◆ Stated exercise
Go through the material and pull out every line with the string "name" in it.

◆ ◆ ◆

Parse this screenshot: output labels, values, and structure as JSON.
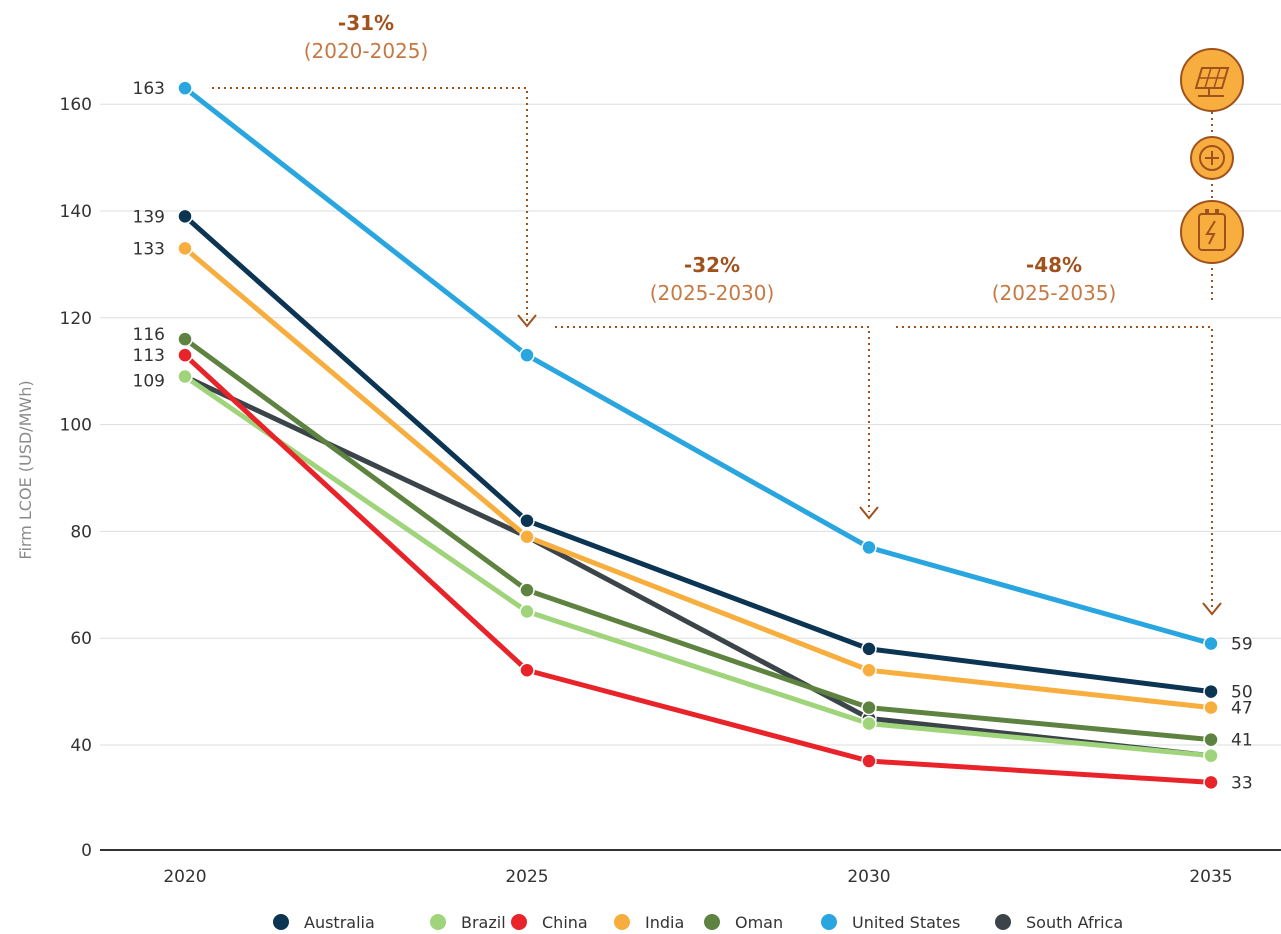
{
  "chart_data": {
    "type": "line",
    "title": "",
    "xlabel": "",
    "ylabel": "Firm LCOE (USD/MWh)",
    "x": [
      "2020",
      "2025",
      "2030",
      "2035"
    ],
    "ylim": [
      0,
      170
    ],
    "yticks": [
      "0",
      "40",
      "60",
      "80",
      "100",
      "120",
      "140",
      "160"
    ],
    "grid": true,
    "legend_position": "bottom",
    "series": [
      {
        "name": "Australia",
        "color": "#0c3553",
        "values": [
          139,
          82,
          58,
          50
        ]
      },
      {
        "name": "Brazil",
        "color": "#9fd47b",
        "values": [
          109,
          65,
          44,
          38
        ]
      },
      {
        "name": "China",
        "color": "#e8232a",
        "values": [
          113,
          54,
          37,
          33
        ]
      },
      {
        "name": "India",
        "color": "#f7ae3e",
        "values": [
          133,
          79,
          54,
          47
        ]
      },
      {
        "name": "Oman",
        "color": "#5e8240",
        "values": [
          116,
          69,
          47,
          41
        ]
      },
      {
        "name": "United States",
        "color": "#29a6df",
        "values": [
          163,
          113,
          77,
          59
        ]
      },
      {
        "name": "South Africa",
        "color": "#3a4449",
        "values": [
          109,
          79,
          45,
          38
        ]
      }
    ],
    "start_labels": [
      {
        "text": "163",
        "value": 163
      },
      {
        "text": "139",
        "value": 139
      },
      {
        "text": "133",
        "value": 133
      },
      {
        "text": "116",
        "value": 116
      },
      {
        "text": "113",
        "value": 113
      },
      {
        "text": "109",
        "value": 109
      }
    ],
    "end_labels": [
      {
        "text": "59",
        "value": 59
      },
      {
        "text": "50",
        "value": 50
      },
      {
        "text": "47",
        "value": 47
      },
      {
        "text": "41",
        "value": 41
      },
      {
        "text": "33",
        "value": 33
      }
    ],
    "annotations": [
      {
        "pct": "-31%",
        "range": "(2020-2025)"
      },
      {
        "pct": "-32%",
        "range": "(2025-2030)"
      },
      {
        "pct": "-48%",
        "range": "(2025-2035)"
      }
    ],
    "icons": [
      "solar-panel-icon",
      "plus-icon",
      "battery-icon"
    ],
    "annotation_color": "#a0521e",
    "icon_fill": "#f7ae3e"
  }
}
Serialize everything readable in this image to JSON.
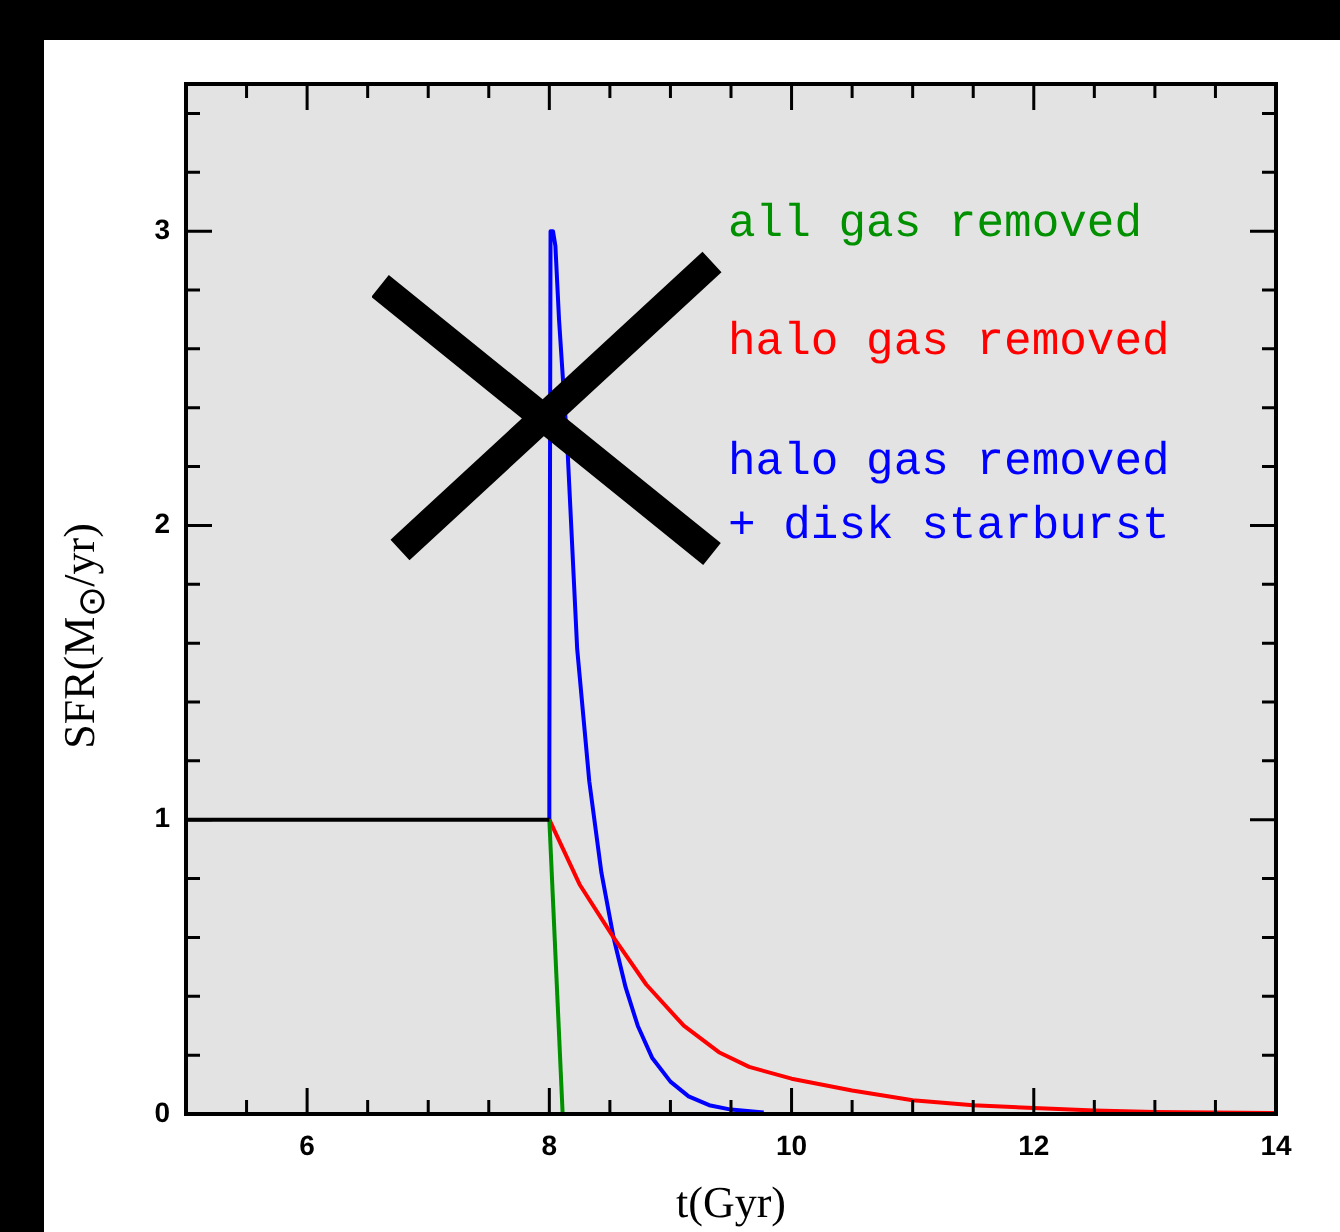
{
  "chart_data": {
    "type": "line",
    "xlabel": "t(Gyr)",
    "ylabel": "SFR(M$_{⊙}$/yr)",
    "xlim": [
      5,
      14
    ],
    "xticks": [
      {
        "value": 5.5,
        "label": null
      },
      6,
      {
        "value": 6.5,
        "label": null
      },
      {
        "value": 7,
        "label": null
      },
      {
        "value": 7.5,
        "label": null
      },
      8,
      {
        "value": 8.5,
        "label": null
      },
      {
        "value": 9,
        "label": null
      },
      {
        "value": 9.5,
        "label": null
      },
      10,
      {
        "value": 10.5,
        "label": null
      },
      {
        "value": 11,
        "label": null
      },
      {
        "value": 11.5,
        "label": null
      },
      12,
      {
        "value": 12.5,
        "label": null
      },
      {
        "value": 13,
        "label": null
      },
      {
        "value": 13.5,
        "label": null
      },
      14
    ],
    "ylim": [
      0,
      3.5
    ],
    "yticks": [
      0,
      {
        "value": 0.2,
        "label": null
      },
      {
        "value": 0.4,
        "label": null
      },
      {
        "value": 0.6,
        "label": null
      },
      {
        "value": 0.8,
        "label": null
      },
      1,
      {
        "value": 1.2,
        "label": null
      },
      {
        "value": 1.4,
        "label": null
      },
      {
        "value": 1.6,
        "label": null
      },
      {
        "value": 1.8,
        "label": null
      },
      2,
      {
        "value": 2.2,
        "label": null
      },
      {
        "value": 2.4,
        "label": null
      },
      {
        "value": 2.6,
        "label": null
      },
      {
        "value": 2.8,
        "label": null
      },
      3,
      {
        "value": 3.2,
        "label": null
      },
      {
        "value": 3.4,
        "label": null
      }
    ],
    "grid": false,
    "series": [
      {
        "color": "#000000",
        "x": [
          5,
          8
        ],
        "values": [
          1,
          1
        ]
      },
      {
        "name": "all gas removed",
        "color": "#009000",
        "x": [
          8,
          8.11
        ],
        "values": [
          1,
          0
        ]
      },
      {
        "name": "halo gas removed",
        "color": "#ff0000",
        "x": [
          8,
          8.25,
          8.53,
          8.8,
          9.11,
          9.4,
          9.65,
          10,
          10.5,
          11,
          11.5,
          12,
          12.5,
          13,
          14
        ],
        "values": [
          1,
          0.78,
          0.6,
          0.44,
          0.3,
          0.21,
          0.16,
          0.12,
          0.08,
          0.047,
          0.03,
          0.02,
          0.012,
          0.007,
          0.003
        ]
      },
      {
        "name": "halo gas removed\n+ disk starburst",
        "color": "#0000ff",
        "x": [
          8,
          8,
          8.01,
          8.03,
          8.05,
          8.08,
          8.15,
          8.23,
          8.33,
          8.43,
          8.53,
          8.63,
          8.73,
          8.85,
          9,
          9.15,
          9.32,
          9.5,
          9.77
        ],
        "values": [
          1,
          1.16,
          3,
          3,
          2.95,
          2.7,
          2.26,
          1.58,
          1.13,
          0.82,
          0.6,
          0.43,
          0.3,
          0.19,
          0.11,
          0.06,
          0.03,
          0.015,
          0.005
        ]
      }
    ]
  }
}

◆ ◆ ◆

◆ Exercise solution
        "name": "Australia",
        "name": "Brazil",
        "name": "China",
        "name": "India",
        "name": "Oman",
        "name": "United States",
        "name": "South Africa",
        "name": "all gas removed",
        "name": "halo gas removed",
        "name": "halo gas removed\n+ disk starburst",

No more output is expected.